* Start Raw data *
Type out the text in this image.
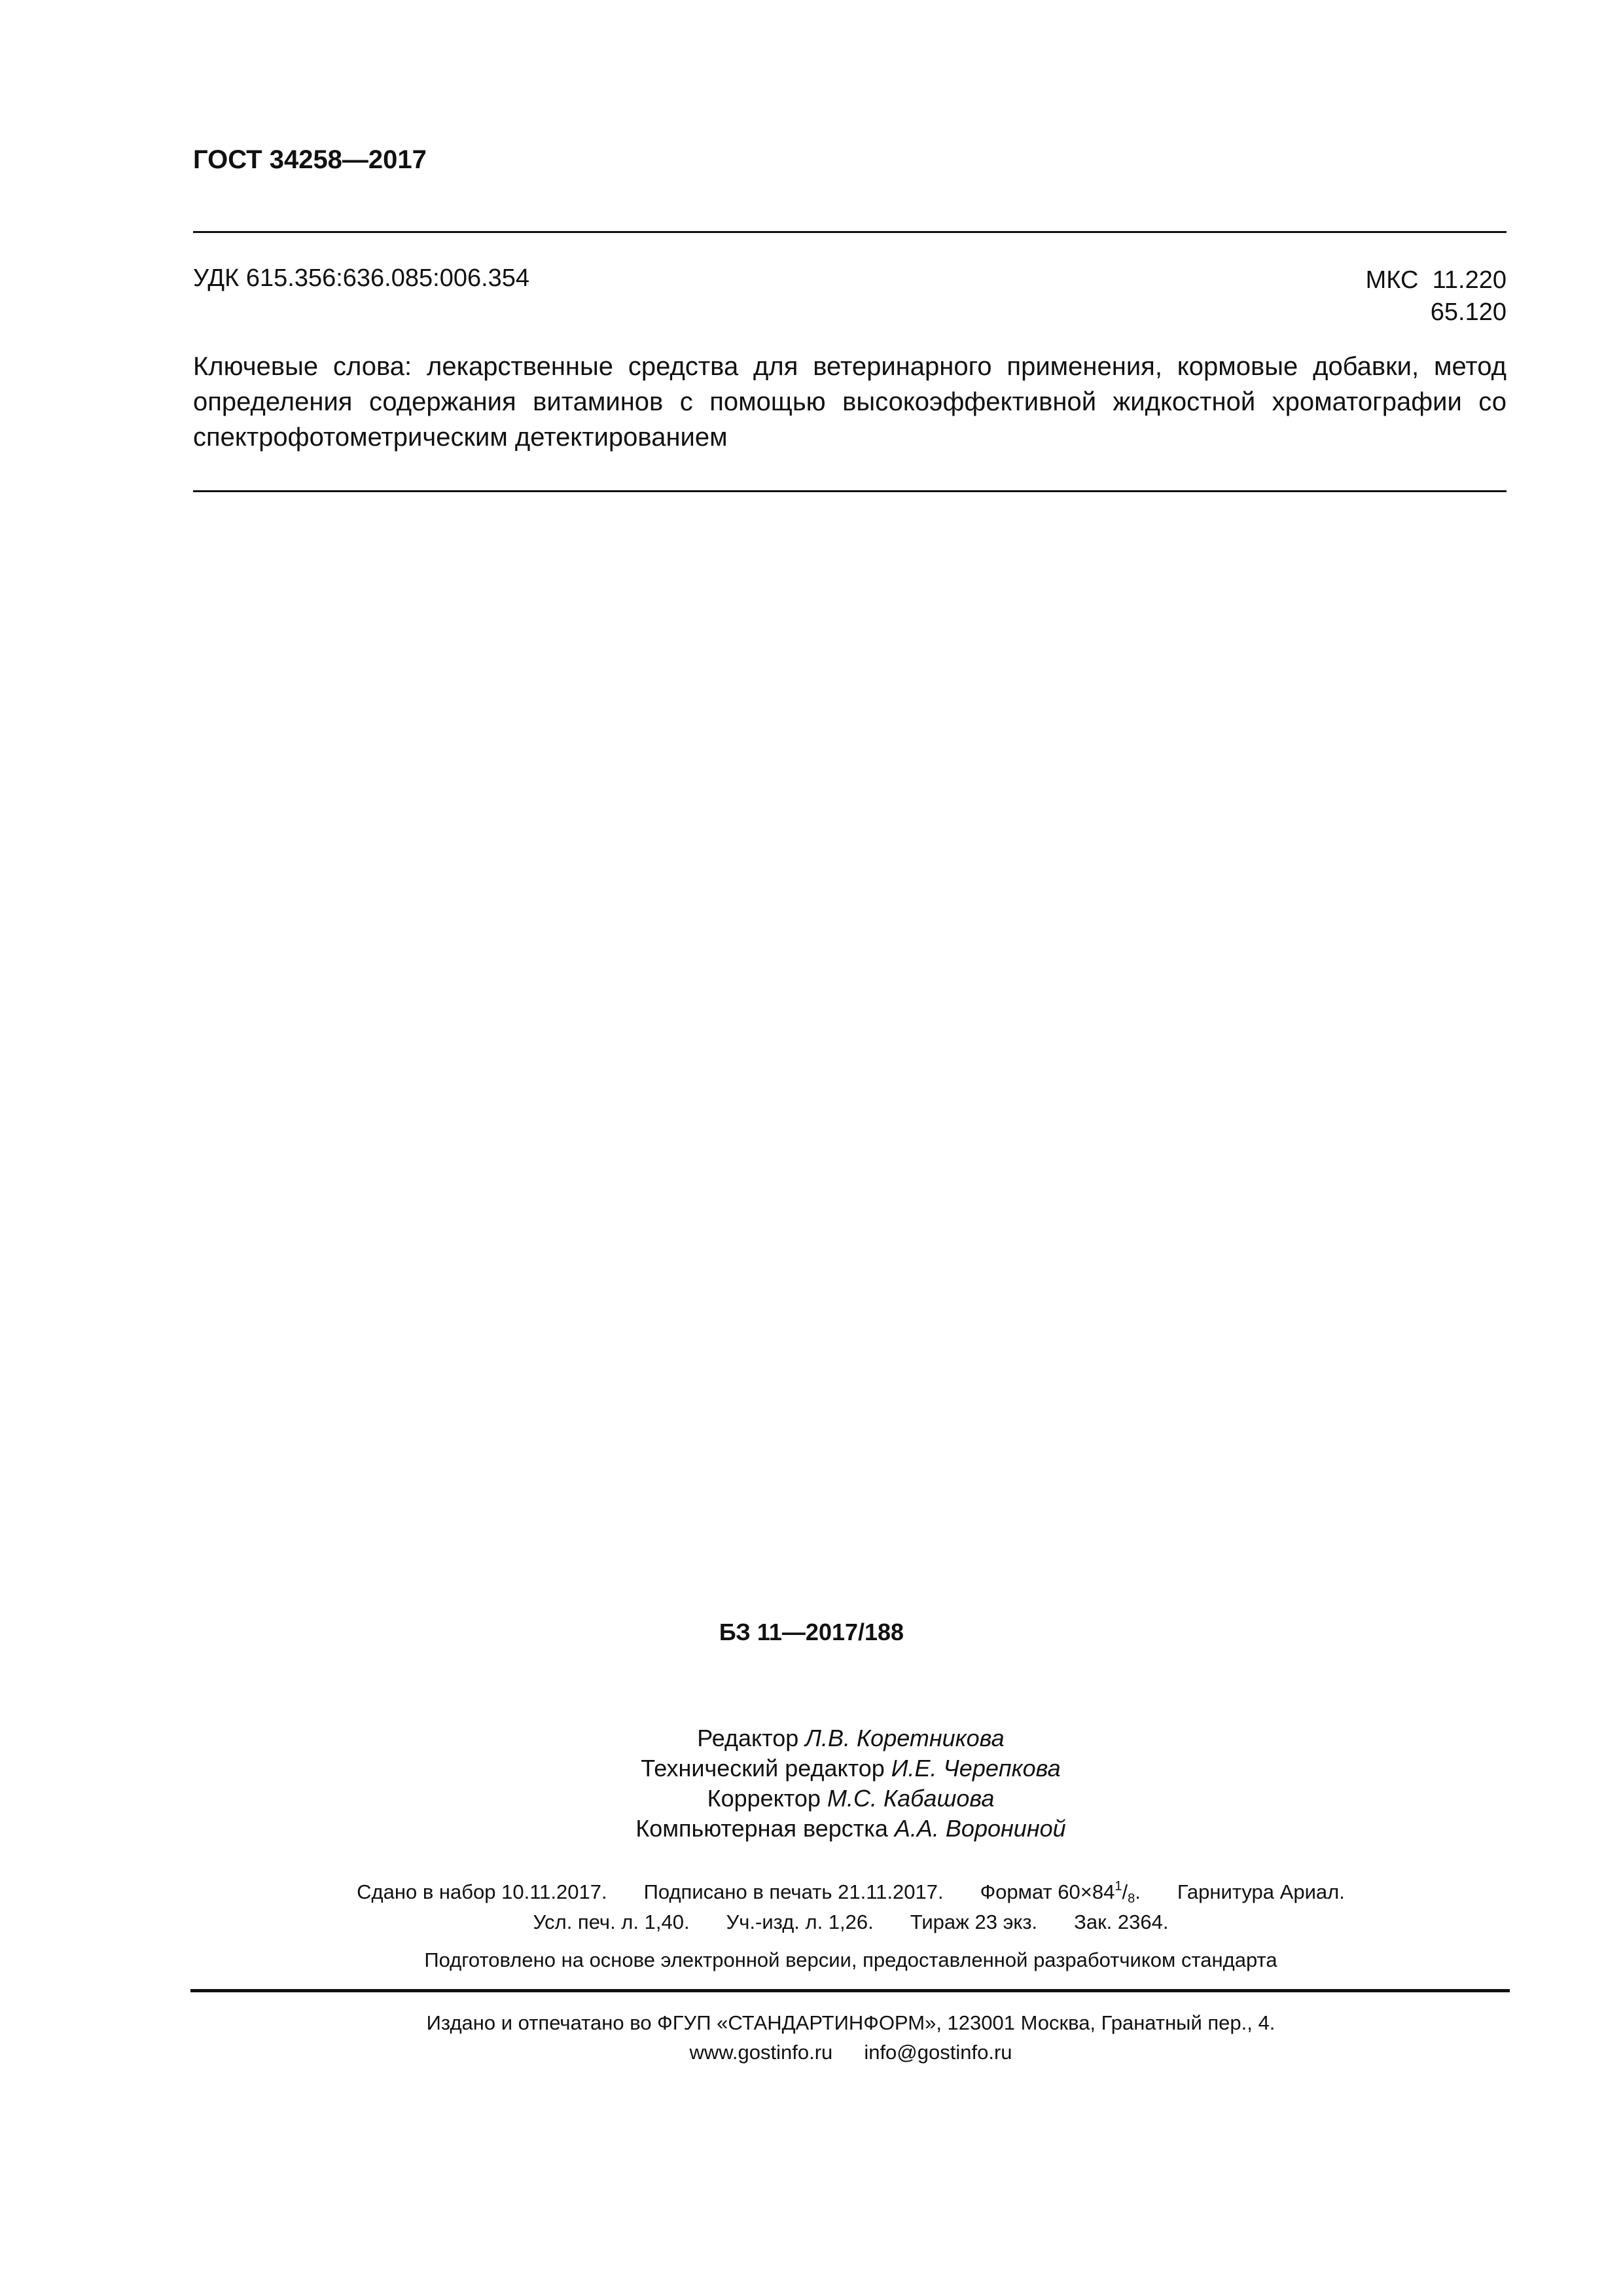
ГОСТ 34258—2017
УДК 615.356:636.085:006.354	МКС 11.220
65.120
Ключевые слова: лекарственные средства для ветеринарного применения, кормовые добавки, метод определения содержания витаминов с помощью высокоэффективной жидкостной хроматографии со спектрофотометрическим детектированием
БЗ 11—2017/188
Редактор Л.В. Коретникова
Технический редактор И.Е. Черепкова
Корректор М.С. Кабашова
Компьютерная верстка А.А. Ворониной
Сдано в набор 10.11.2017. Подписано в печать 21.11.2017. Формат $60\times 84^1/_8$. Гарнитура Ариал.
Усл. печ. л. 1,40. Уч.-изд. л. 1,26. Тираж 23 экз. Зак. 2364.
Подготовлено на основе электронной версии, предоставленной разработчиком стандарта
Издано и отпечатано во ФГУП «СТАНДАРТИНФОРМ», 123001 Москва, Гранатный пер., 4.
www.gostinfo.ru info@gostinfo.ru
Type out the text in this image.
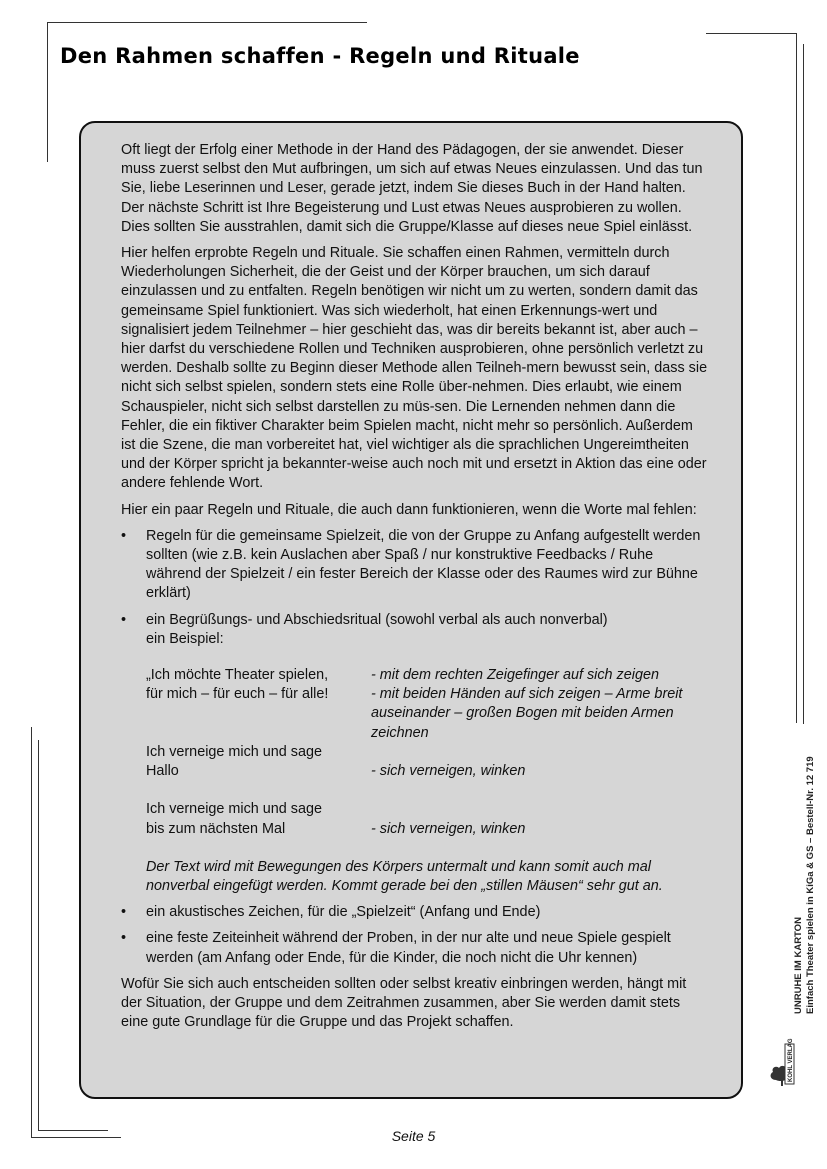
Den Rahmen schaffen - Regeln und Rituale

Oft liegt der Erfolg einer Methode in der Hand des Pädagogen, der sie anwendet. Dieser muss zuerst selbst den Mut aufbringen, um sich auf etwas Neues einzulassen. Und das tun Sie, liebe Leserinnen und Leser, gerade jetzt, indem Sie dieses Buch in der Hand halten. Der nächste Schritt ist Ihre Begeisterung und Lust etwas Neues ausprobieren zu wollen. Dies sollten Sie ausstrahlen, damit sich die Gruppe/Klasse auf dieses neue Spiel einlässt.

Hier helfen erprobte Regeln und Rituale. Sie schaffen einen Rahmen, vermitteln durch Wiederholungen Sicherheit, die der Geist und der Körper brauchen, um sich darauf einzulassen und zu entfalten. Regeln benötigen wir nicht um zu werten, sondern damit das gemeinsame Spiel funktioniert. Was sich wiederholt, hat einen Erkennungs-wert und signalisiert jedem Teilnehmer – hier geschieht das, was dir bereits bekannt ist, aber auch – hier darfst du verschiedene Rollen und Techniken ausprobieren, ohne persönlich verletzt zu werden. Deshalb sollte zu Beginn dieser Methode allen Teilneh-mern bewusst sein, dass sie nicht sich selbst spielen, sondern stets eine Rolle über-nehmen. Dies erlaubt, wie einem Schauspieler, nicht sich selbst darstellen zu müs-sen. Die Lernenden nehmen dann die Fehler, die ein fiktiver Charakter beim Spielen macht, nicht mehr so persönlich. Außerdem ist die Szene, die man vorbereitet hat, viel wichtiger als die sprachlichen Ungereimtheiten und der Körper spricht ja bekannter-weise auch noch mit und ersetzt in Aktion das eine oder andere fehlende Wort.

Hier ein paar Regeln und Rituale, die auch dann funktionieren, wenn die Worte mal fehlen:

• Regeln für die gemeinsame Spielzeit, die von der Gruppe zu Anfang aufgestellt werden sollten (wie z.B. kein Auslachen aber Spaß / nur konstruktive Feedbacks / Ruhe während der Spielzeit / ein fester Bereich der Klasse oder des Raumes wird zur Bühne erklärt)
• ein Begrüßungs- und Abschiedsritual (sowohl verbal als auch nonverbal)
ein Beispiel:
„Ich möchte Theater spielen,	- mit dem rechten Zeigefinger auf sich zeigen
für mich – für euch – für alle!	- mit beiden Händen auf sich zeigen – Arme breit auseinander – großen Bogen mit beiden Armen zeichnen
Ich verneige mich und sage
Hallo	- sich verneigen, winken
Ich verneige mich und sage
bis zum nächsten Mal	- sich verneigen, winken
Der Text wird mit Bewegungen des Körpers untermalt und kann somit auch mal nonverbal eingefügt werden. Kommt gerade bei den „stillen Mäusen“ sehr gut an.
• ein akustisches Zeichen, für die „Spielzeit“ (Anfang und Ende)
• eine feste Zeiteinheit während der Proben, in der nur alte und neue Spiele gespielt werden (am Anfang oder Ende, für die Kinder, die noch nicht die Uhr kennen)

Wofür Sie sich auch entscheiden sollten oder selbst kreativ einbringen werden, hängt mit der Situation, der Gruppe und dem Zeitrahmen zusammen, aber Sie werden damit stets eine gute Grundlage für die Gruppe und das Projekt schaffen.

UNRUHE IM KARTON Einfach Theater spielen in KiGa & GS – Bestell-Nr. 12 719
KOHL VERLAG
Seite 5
* End Raw data *
→ Directions: Leave out all images, then reproduce the entries above exactly.

→ Final result:
Type out the text in this image.
ГОСТ 34258—2017
УДК 615.356:636.085:006.354	МКС 11.220
65.120
Ключевые слова: лекарственные средства для ветеринарного применения, кормовые добавки, метод определения содержания витаминов с помощью высокоэффективной жидкостной хроматографии со спектрофотометрическим детектированием
БЗ 11—2017/188
Редактор Л.В. Коретникова
Технический редактор И.Е. Черепкова
Корректор М.С. Кабашова
Компьютерная верстка А.А. Ворониной
Сдано в набор 10.11.2017. Подписано в печать 21.11.2017. Формат $60\times 84^1/_8$. Гарнитура Ариал.
Усл. печ. л. 1,40. Уч.-изд. л. 1,26. Тираж 23 экз. Зак. 2364.
Подготовлено на основе электронной версии, предоставленной разработчиком стандарта
Издано и отпечатано во ФГУП «СТАНДАРТИНФОРМ», 123001 Москва, Гранатный пер., 4.
www.gostinfo.ru info@gostinfo.ru
Type out the text in this image.
Den Rahmen schaffen - Regeln und Rituale

Oft liegt der Erfolg einer Methode in der Hand des Pädagogen, der sie anwendet. Dieser muss zuerst selbst den Mut aufbringen, um sich auf etwas Neues einzulassen. Und das tun Sie, liebe Leserinnen und Leser, gerade jetzt, indem Sie dieses Buch in der Hand halten. Der nächste Schritt ist Ihre Begeisterung und Lust etwas Neues ausprobieren zu wollen. Dies sollten Sie ausstrahlen, damit sich die Gruppe/Klasse auf dieses neue Spiel einlässt.

Hier helfen erprobte Regeln und Rituale. Sie schaffen einen Rahmen, vermitteln durch Wiederholungen Sicherheit, die der Geist und der Körper brauchen, um sich darauf einzulassen und zu entfalten. Regeln benötigen wir nicht um zu werten, sondern damit das gemeinsame Spiel funktioniert. Was sich wiederholt, hat einen Erkennungs-wert und signalisiert jedem Teilnehmer – hier geschieht das, was dir bereits bekannt ist, aber auch – hier darfst du verschiedene Rollen und Techniken ausprobieren, ohne persönlich verletzt zu werden. Deshalb sollte zu Beginn dieser Methode allen Teilneh-mern bewusst sein, dass sie nicht sich selbst spielen, sondern stets eine Rolle über-nehmen. Dies erlaubt, wie einem Schauspieler, nicht sich selbst darstellen zu müs-sen. Die Lernenden nehmen dann die Fehler, die ein fiktiver Charakter beim Spielen macht, nicht mehr so persönlich. Außerdem ist die Szene, die man vorbereitet hat, viel wichtiger als die sprachlichen Ungereimtheiten und der Körper spricht ja bekannter-weise auch noch mit und ersetzt in Aktion das eine oder andere fehlende Wort.

Hier ein paar Regeln und Rituale, die auch dann funktionieren, wenn die Worte mal fehlen:

• Regeln für die gemeinsame Spielzeit, die von der Gruppe zu Anfang aufgestellt werden sollten (wie z.B. kein Auslachen aber Spaß / nur konstruktive Feedbacks / Ruhe während der Spielzeit / ein fester Bereich der Klasse oder des Raumes wird zur Bühne erklärt)
• ein Begrüßungs- und Abschiedsritual (sowohl verbal als auch nonverbal)
ein Beispiel:
„Ich möchte Theater spielen,	- mit dem rechten Zeigefinger auf sich zeigen
für mich – für euch – für alle!	- mit beiden Händen auf sich zeigen – Arme breit auseinander – großen Bogen mit beiden Armen zeichnen
Ich verneige mich und sage
Hallo	- sich verneigen, winken
Ich verneige mich und sage
bis zum nächsten Mal	- sich verneigen, winken
Der Text wird mit Bewegungen des Körpers untermalt und kann somit auch mal nonverbal eingefügt werden. Kommt gerade bei den „stillen Mäusen“ sehr gut an.
• ein akustisches Zeichen, für die „Spielzeit“ (Anfang und Ende)
• eine feste Zeiteinheit während der Proben, in der nur alte und neue Spiele gespielt werden (am Anfang oder Ende, für die Kinder, die noch nicht die Uhr kennen)

Wofür Sie sich auch entscheiden sollten oder selbst kreativ einbringen werden, hängt mit der Situation, der Gruppe und dem Zeitrahmen zusammen, aber Sie werden damit stets eine gute Grundlage für die Gruppe und das Projekt schaffen.

UNRUHE IM KARTON Einfach Theater spielen in KiGa & GS – Bestell-Nr. 12 719
KOHL VERLAG
Seite 5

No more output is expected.